*Given instruction*: Copy out everything in the data from the line containing "148, 1082, 181]" down to the line containing "567, 981, 584]", both included, with each line reproduced verbatim.

-- Start --

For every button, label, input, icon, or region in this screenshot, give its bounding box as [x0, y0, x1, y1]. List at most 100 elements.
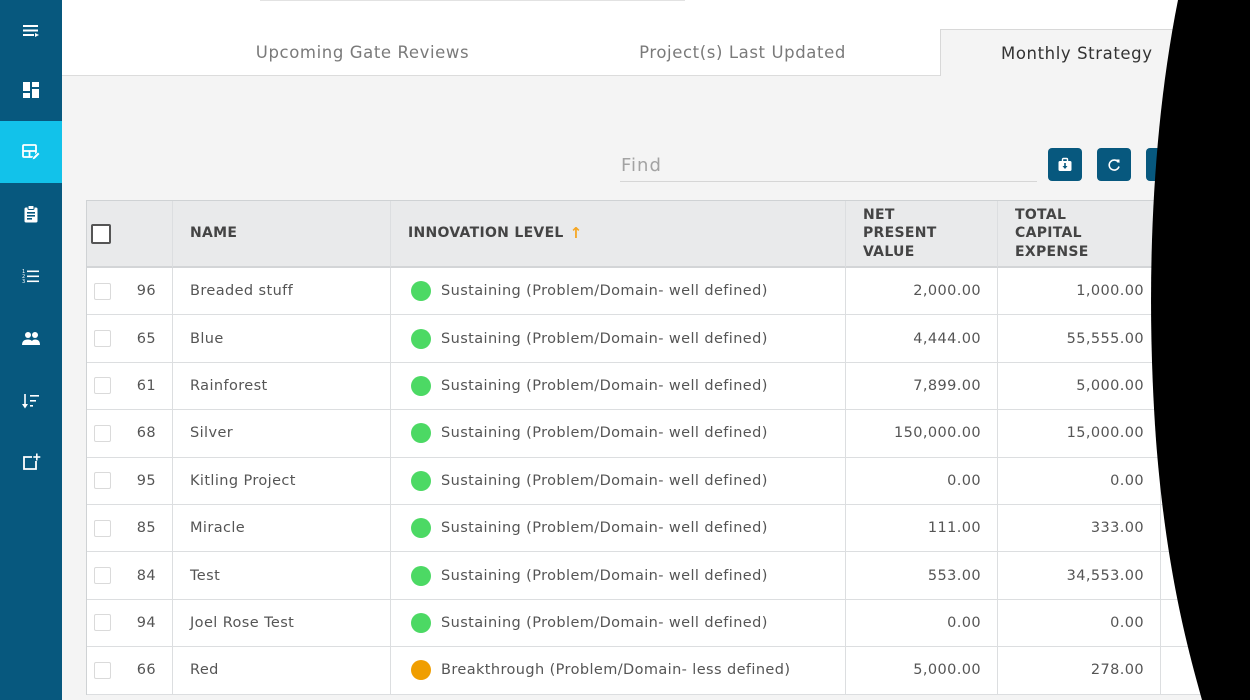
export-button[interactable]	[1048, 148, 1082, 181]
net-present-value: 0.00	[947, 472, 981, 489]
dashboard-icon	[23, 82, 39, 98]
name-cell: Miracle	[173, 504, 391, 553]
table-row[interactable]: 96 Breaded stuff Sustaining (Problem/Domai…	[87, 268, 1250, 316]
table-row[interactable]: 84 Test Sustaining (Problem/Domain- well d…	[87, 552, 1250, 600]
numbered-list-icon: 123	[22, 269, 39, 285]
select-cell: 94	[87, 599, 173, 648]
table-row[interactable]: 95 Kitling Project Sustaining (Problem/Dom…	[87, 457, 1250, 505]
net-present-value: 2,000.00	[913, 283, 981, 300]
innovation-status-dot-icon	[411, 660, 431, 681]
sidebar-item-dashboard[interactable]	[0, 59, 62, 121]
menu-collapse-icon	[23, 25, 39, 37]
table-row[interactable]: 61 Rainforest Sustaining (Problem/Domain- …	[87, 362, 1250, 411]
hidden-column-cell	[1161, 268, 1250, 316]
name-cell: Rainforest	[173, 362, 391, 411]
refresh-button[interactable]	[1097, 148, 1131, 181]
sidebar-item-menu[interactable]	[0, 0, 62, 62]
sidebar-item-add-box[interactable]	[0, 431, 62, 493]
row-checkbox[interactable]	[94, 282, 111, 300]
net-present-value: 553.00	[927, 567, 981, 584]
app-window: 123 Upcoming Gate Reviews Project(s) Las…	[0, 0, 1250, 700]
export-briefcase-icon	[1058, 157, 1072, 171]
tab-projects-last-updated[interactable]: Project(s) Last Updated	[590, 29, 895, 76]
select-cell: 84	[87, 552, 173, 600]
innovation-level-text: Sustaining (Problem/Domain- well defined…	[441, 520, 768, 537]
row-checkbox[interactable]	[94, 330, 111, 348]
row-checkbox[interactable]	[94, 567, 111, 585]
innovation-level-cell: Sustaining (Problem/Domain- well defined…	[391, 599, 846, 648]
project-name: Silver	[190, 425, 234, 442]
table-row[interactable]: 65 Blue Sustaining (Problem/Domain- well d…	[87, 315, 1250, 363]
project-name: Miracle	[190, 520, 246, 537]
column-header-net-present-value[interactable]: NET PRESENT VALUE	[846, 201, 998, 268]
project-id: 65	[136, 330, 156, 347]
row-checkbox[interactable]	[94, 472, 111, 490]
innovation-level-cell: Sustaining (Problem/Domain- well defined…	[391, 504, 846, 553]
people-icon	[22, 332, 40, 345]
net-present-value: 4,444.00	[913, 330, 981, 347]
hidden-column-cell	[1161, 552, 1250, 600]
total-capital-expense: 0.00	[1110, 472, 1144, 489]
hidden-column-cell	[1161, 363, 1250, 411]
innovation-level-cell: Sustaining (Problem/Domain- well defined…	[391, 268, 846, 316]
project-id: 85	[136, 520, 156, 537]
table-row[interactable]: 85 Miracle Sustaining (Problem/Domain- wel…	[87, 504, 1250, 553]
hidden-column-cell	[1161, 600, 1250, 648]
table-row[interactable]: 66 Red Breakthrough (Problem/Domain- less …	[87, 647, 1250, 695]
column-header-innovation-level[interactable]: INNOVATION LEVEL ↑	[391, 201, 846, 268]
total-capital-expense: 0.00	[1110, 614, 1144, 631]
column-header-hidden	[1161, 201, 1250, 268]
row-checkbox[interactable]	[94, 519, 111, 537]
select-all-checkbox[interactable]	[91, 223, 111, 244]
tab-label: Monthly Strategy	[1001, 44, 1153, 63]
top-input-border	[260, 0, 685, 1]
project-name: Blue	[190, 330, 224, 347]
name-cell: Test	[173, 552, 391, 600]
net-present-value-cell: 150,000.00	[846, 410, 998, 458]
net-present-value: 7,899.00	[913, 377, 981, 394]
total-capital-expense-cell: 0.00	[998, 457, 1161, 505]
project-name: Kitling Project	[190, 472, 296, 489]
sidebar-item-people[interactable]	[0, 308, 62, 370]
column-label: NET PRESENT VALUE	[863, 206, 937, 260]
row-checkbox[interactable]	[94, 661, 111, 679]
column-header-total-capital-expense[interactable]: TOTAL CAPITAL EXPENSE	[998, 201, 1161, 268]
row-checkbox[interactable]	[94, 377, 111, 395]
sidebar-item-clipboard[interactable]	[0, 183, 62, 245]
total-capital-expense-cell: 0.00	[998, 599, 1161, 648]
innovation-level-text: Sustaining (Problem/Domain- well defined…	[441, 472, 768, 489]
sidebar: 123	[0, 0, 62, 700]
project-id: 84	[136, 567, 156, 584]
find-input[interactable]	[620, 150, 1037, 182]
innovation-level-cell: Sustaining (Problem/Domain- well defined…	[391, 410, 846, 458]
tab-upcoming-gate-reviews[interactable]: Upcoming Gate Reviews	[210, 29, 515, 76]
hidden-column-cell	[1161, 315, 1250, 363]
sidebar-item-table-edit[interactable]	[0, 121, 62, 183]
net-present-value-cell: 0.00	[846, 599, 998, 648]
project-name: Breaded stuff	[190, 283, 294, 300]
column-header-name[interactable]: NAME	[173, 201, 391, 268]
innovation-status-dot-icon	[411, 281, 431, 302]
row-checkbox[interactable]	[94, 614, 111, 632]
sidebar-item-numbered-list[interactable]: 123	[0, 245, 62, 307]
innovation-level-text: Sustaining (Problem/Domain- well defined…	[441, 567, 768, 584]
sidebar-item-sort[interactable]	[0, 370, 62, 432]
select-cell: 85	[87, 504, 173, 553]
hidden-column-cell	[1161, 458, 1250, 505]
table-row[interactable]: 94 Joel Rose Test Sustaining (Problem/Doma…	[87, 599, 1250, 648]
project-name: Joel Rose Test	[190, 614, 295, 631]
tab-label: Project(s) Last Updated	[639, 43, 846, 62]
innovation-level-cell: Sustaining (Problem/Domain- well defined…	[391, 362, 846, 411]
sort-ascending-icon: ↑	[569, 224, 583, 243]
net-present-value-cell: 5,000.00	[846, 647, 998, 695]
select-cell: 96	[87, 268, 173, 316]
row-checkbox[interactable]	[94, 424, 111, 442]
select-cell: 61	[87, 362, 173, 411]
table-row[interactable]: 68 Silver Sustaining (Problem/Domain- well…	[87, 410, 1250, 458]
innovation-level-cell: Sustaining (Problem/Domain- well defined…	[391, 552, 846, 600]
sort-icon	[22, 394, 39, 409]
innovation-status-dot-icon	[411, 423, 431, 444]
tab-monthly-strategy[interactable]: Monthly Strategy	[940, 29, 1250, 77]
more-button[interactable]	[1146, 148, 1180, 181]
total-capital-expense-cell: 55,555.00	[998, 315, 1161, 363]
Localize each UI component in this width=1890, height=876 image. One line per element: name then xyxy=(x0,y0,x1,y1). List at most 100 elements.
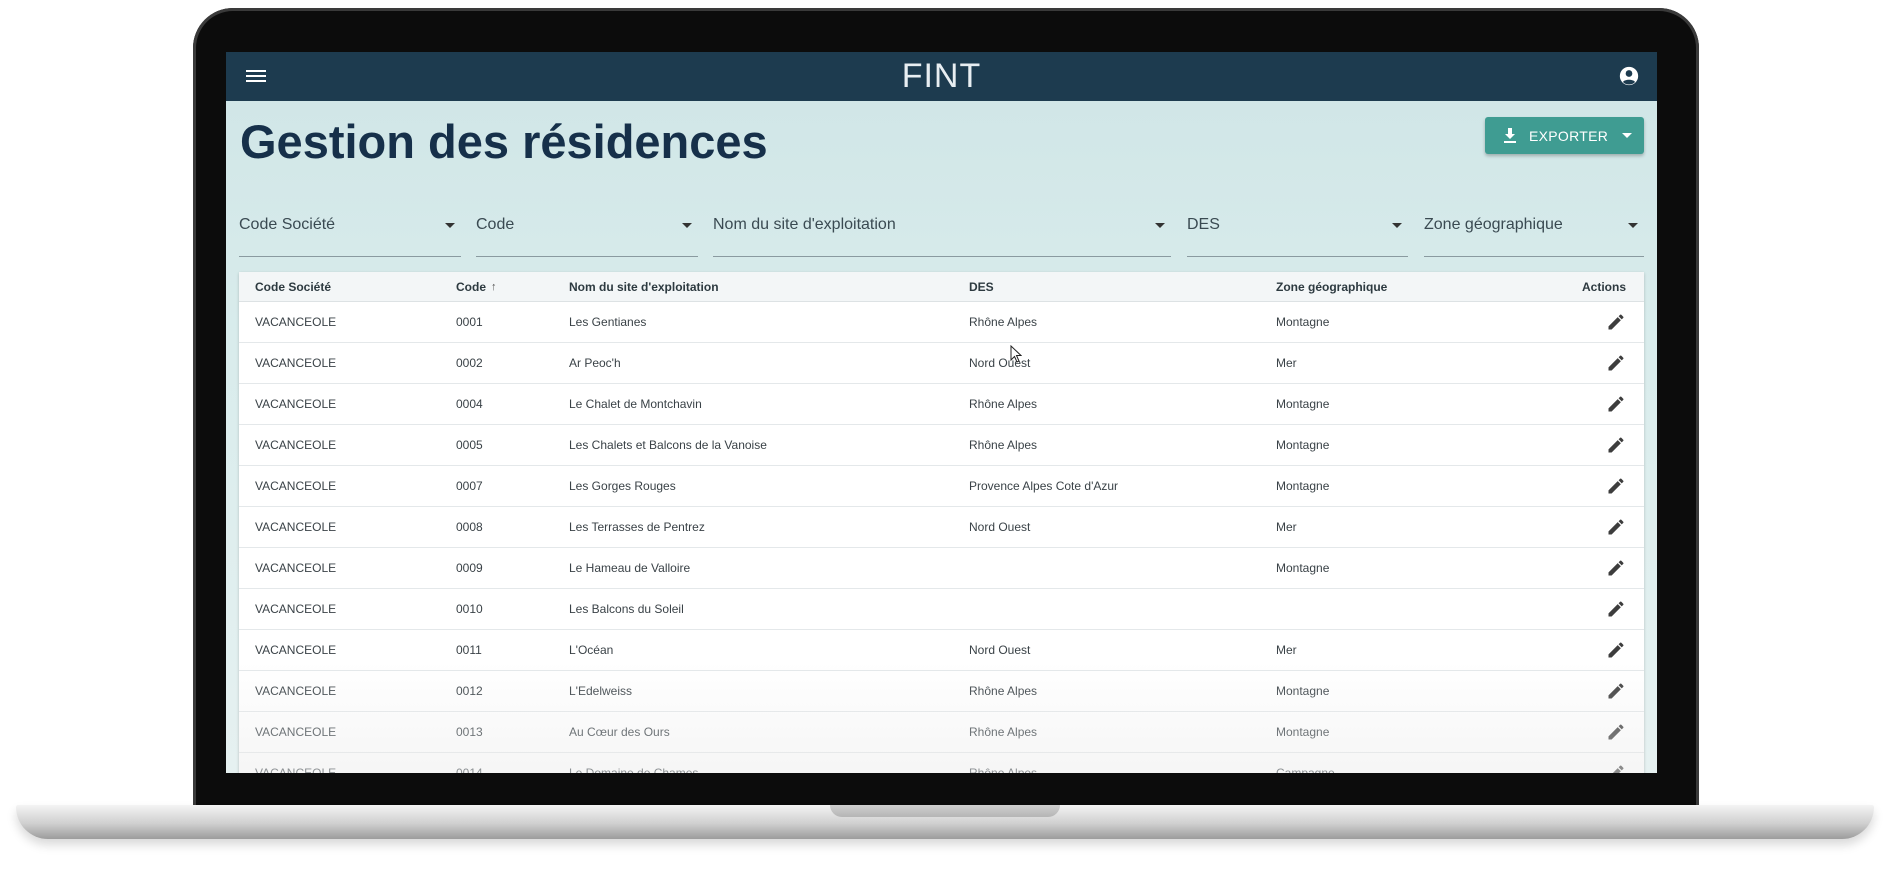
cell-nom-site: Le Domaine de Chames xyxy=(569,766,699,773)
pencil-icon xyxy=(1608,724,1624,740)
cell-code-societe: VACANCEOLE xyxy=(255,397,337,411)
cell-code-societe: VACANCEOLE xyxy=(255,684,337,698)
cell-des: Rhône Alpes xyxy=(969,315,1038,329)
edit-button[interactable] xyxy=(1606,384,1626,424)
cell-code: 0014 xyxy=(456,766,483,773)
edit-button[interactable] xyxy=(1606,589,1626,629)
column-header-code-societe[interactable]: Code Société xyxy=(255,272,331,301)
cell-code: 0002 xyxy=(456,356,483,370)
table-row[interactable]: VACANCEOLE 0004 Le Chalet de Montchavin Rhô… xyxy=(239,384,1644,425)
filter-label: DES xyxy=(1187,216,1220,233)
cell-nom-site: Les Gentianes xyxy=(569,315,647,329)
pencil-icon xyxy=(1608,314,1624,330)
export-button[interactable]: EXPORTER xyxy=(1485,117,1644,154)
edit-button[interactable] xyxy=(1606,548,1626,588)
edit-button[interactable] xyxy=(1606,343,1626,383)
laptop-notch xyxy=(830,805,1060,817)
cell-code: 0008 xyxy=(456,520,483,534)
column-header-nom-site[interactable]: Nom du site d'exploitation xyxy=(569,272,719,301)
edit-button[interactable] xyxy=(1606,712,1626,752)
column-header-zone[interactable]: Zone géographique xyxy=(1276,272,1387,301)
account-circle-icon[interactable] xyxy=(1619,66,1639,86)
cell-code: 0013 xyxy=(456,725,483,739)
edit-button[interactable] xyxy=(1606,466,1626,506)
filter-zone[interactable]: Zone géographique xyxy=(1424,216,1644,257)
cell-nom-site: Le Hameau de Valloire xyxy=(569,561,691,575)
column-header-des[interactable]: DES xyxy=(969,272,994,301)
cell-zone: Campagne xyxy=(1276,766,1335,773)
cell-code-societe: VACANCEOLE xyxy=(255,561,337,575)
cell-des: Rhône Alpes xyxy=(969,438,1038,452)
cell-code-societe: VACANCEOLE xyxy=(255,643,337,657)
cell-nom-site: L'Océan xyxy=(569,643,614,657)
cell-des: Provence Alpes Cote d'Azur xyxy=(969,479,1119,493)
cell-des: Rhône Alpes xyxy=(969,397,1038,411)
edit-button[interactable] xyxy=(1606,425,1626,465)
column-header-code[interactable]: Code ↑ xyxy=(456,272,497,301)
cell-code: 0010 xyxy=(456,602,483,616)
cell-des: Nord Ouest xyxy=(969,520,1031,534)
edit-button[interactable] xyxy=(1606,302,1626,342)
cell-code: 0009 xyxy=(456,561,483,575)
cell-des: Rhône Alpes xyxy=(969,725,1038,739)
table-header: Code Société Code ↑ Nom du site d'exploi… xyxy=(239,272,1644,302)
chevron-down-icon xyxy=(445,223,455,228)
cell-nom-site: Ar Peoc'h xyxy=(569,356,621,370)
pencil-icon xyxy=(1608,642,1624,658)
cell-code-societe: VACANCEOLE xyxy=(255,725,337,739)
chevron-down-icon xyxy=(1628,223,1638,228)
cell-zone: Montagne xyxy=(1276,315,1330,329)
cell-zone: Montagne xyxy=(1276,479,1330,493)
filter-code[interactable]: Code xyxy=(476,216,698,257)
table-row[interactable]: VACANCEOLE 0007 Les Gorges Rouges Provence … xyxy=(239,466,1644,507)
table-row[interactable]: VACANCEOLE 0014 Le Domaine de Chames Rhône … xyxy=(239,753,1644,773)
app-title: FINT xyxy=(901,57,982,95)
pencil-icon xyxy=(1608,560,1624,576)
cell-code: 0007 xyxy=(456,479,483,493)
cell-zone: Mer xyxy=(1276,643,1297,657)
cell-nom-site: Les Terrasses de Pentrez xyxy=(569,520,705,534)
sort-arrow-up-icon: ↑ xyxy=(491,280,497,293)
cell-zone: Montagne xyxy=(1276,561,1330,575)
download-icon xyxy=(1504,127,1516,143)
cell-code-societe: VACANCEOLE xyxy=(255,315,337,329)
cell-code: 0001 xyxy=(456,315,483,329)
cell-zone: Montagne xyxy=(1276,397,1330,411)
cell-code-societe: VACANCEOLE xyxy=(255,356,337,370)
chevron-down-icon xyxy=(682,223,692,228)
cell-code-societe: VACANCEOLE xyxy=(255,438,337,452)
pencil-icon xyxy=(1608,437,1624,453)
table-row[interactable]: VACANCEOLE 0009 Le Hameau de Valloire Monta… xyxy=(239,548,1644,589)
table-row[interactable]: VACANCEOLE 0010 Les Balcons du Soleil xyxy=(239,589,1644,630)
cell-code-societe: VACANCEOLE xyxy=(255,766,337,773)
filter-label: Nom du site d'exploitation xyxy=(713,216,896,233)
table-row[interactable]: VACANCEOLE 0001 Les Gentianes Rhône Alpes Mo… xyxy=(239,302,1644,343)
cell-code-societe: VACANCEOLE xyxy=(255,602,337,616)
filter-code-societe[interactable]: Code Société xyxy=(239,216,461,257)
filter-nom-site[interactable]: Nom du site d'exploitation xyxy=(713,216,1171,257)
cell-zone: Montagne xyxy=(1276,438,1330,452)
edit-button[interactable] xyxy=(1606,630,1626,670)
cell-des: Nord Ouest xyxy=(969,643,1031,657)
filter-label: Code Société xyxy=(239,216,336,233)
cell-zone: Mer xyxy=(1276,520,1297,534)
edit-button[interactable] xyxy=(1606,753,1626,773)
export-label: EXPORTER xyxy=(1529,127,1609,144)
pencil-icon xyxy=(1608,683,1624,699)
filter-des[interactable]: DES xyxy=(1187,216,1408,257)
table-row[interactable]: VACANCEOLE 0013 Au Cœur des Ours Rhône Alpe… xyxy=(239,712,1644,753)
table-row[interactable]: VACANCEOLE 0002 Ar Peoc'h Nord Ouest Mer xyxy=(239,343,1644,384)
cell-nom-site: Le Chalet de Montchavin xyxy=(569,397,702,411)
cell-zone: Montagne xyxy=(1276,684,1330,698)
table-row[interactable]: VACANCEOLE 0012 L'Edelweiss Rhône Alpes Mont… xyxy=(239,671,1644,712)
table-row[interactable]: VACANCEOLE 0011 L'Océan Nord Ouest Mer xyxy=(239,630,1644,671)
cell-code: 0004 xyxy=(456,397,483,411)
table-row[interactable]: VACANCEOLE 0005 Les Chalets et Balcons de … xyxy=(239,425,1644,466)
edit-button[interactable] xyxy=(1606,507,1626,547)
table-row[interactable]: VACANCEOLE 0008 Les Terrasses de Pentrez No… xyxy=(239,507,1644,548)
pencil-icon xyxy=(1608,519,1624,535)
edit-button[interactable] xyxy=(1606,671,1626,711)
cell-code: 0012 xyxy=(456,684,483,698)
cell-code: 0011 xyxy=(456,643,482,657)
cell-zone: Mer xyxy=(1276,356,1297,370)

-- End --

*Task response*:
export-button[interactable]	[1048, 148, 1082, 181]
net-present-value: 0.00	[947, 472, 981, 489]
dashboard-icon	[23, 82, 39, 98]
name-cell: Miracle	[173, 504, 391, 553]
table-row[interactable]: 96 Breaded stuff Sustaining (Problem/Domai…	[87, 268, 1250, 316]
table-row[interactable]: 84 Test Sustaining (Problem/Domain- well d…	[87, 552, 1250, 600]
numbered-list-icon: 123	[22, 269, 39, 285]
select-cell: 94	[87, 599, 173, 648]
table-row[interactable]: 95 Kitling Project Sustaining (Problem/Dom…	[87, 457, 1250, 505]
net-present-value: 2,000.00	[913, 283, 981, 300]
innovation-status-dot-icon	[411, 660, 431, 681]
sidebar-item-dashboard[interactable]	[0, 59, 62, 121]
menu-collapse-icon	[23, 25, 39, 37]
table-row[interactable]: 61 Rainforest Sustaining (Problem/Domain- …	[87, 362, 1250, 411]
hidden-column-cell	[1161, 268, 1250, 316]
name-cell: Rainforest	[173, 362, 391, 411]
refresh-button[interactable]	[1097, 148, 1131, 181]
sidebar-item-menu[interactable]	[0, 0, 62, 62]
sidebar-item-add-box[interactable]	[0, 431, 62, 493]
row-checkbox[interactable]	[94, 282, 111, 300]
net-present-value: 553.00	[927, 567, 981, 584]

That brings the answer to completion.